INPUT:
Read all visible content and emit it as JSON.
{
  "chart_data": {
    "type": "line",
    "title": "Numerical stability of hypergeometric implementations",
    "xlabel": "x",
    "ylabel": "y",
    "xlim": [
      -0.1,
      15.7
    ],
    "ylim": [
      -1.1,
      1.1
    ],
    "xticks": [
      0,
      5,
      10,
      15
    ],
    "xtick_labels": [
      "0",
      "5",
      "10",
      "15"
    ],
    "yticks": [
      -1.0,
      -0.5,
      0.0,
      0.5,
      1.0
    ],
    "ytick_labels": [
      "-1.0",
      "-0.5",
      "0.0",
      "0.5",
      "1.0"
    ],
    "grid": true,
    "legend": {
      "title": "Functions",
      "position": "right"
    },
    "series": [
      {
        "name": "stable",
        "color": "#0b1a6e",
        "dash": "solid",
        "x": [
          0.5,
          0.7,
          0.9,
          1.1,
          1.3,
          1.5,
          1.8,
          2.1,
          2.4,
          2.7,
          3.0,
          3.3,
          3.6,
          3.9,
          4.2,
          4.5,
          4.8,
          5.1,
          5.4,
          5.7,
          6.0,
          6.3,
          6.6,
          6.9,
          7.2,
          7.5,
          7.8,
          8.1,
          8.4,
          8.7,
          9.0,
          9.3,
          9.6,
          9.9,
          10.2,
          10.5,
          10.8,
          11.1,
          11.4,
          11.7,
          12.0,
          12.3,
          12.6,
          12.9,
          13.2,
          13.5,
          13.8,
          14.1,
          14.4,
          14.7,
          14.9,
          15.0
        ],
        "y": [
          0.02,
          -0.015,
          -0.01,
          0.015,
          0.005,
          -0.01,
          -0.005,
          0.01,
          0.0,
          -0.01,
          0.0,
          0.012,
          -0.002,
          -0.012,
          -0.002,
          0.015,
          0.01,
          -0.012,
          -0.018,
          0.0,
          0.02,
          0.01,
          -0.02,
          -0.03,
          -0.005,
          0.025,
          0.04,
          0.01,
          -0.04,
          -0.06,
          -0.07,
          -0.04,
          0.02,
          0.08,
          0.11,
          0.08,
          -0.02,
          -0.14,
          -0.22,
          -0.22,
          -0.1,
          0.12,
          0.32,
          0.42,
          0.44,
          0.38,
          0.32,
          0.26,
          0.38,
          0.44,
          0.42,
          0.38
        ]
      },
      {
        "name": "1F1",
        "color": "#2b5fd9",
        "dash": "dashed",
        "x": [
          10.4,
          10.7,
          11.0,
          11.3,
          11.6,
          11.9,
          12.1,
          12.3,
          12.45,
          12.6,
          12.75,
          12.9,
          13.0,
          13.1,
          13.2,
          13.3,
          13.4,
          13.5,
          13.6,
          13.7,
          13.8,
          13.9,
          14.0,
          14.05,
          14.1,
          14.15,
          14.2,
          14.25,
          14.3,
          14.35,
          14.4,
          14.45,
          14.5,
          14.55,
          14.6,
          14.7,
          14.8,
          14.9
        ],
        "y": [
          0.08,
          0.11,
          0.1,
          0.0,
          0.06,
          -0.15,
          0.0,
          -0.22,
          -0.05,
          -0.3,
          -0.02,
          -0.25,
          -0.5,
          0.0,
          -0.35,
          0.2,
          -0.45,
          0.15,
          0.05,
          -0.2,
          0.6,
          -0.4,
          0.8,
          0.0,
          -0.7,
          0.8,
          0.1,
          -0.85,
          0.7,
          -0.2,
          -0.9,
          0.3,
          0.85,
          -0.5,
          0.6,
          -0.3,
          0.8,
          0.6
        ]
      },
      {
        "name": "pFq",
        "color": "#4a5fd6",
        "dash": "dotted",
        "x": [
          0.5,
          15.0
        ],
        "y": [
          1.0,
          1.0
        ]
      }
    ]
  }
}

WHAT IS ASKED: Copy, from the material, each line that holds the string "color".

COMPLETE OUTPUT:
        "color": "#0b1a6e",
        "color": "#2b5fd9",
        "color": "#4a5fd6",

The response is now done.